任务说明 1: 请改写原文摘录中的一段：从含有“11人浏览 · 2026-05-22”的语句开始，至“依赖体积渲染（Ray Marching），SLAM 依赖特征匹配和几何优化。”之后结束，并将其中的“体积渲染”替换为“体渲染”。
任务说明 2:
请依据原文摘录作答：
(a) 在 SLAM 任务中，输入是什么？
(b) NeRF 在 NPU 上依赖哪一类计算？
(c) BEV 的英文全称及中文名称分别是什么？

原文摘录:

昇腾CANN cann-recipes-spatial-intelligence：空间智能场景的 NPU 推理实战

空间智能是 AI 的下一个前沿——不只是看懂图片里的内容，还要理解三维空间中的物体位置、空间关系、深度感知。cann-recipes-spatial-intelligence 覆盖三大应用：3D 目标检测（自动驾驶/机器人）、NeRF/3DGS（神经辐射场/高斯泼溅，新型三维重建）、SLAM（同步定位与地图构建）。三个方向的共性：输入是图像或视频，输出是空间中的几何信息。

雨季666

11人浏览 · 2026-05-22 12:15:04

雨季666 · 2026-05-22 12:15:04 发布

三类空间智能任务

任务	输入	输出	模型	核心算子
3D 目标检测	多视角相机图像	目标 3D 边界框	BEVFormer / PointPillars	视角变换、3D 卷积
NeRF 神经辐射场	多视角图像 + 相机位姿	场景隐式表示	NeRF / 3D Gaussian Splatting	体密度查询、MipNeRF360
SLAM	连续帧图像 + IMU	相机轨迹 + 3D 地图	ORB-SLAM3 / Direct SLAM	光流、特征匹配、BA

三类任务在 NPU 上的算子需求完全不同——3D 检测依赖大量矩阵乘和 BEV 视角变换，NeRF 依赖体积渲染（Ray Marching），SLAM 依赖特征匹配和几何优化。

3D 目标检测：BEVFormer 的视角变换

BEV（Bird Eye View，鸟瞰图）感知是自动驾驶的核心——把前视相机的图像转成俯视图上的目标检测。

给定条目:
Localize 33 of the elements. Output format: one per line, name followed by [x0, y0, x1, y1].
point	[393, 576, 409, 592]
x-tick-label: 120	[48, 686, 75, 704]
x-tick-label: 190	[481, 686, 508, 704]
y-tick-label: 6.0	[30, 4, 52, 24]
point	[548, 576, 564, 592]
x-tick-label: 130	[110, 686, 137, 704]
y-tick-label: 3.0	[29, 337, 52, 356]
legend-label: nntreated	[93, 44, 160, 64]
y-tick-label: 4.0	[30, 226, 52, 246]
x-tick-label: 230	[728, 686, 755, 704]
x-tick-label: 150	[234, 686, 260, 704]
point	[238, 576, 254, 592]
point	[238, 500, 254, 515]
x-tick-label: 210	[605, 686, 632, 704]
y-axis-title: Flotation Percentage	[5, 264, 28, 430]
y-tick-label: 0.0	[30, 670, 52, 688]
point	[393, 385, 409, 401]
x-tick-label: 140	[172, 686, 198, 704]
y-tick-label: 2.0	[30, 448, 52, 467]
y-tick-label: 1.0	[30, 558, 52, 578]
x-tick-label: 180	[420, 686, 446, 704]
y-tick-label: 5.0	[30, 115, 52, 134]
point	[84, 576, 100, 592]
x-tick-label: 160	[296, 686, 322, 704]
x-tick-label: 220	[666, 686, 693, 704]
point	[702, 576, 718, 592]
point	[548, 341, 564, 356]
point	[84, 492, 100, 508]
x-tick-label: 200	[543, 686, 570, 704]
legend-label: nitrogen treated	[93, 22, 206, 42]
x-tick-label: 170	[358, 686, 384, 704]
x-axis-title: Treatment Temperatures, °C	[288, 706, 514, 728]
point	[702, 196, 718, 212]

最终结果 1:
11人浏览 · 2026-05-22 12:15:04

雨季666 · 2026-05-22 12:15:04 发布

三类空间智能任务

任务	输入	输出	模型	核心算子
3D 目标检测	多视角相机图像	目标 3D 边界框	BEVFormer / PointPillars	视角变换、3D 卷积
NeRF 神经辐射场	多视角图像 + 相机位姿	场景隐式表示	NeRF / 3D Gaussian Splatting	体密度查询、MipNeRF360
SLAM	连续帧图像 + IMU	相机轨迹 + 3D 地图	ORB-SLAM3 / Direct SLAM	光流、特征匹配、BA

三类任务在 NPU 上的算子需求完全不同——3D 检测依赖大量矩阵乘和 BEV 视角变换，NeRF 依赖体渲染（Ray Marching），SLAM 依赖特征匹配和几何优化。

最终结果 2:
(a) 连续帧图像 + IMU。
(b) 体积渲染（Ray Marching）。
(c) 英文全称为 Bird Eye View，中文名称为鸟瞰图。